PROVIDED INFORMATION:
** start **

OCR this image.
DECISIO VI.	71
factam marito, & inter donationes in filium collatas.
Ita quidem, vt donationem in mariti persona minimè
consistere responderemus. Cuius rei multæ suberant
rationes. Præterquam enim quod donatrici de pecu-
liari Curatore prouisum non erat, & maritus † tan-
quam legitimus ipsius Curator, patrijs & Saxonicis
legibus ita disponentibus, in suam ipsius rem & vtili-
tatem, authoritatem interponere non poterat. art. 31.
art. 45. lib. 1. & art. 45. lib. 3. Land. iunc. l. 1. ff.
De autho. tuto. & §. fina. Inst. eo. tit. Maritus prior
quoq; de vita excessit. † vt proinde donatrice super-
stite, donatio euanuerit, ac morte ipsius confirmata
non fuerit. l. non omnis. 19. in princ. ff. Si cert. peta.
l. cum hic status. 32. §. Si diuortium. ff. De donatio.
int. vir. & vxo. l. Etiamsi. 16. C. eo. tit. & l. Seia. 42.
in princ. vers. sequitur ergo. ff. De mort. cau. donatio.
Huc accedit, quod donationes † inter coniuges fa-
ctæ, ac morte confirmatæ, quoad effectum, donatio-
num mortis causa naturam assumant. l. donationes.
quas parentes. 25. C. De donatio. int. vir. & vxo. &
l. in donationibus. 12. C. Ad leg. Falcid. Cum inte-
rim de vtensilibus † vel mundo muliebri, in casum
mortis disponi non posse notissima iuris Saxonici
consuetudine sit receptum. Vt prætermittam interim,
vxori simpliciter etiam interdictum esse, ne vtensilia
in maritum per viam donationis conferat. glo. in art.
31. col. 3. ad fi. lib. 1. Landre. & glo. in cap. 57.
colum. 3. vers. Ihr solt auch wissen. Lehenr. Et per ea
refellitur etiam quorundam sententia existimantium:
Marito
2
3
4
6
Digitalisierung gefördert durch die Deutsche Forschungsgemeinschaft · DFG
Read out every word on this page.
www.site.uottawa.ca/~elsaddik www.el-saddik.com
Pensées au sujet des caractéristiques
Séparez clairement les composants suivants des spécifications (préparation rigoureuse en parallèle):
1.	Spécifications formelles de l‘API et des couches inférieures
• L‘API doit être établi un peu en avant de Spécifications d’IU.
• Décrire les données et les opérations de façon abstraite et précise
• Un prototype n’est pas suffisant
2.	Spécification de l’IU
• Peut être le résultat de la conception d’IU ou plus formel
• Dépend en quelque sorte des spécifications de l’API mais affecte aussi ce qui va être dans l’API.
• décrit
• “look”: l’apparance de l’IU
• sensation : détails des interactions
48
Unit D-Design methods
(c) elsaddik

** end **

EXERCISE DESCRIPTION: Identify the lines that contain the string "être", and copy every one of them.

RESULT FOR THIS TASK:
• L‘API doit être établi un peu en avant de Spécifications d’IU.
• Peut être le résultat de la conception d’IU ou plus formel
• Dépend en quelque sorte des spécifications de l’API mais affecte aussi ce qui va être dans l’API.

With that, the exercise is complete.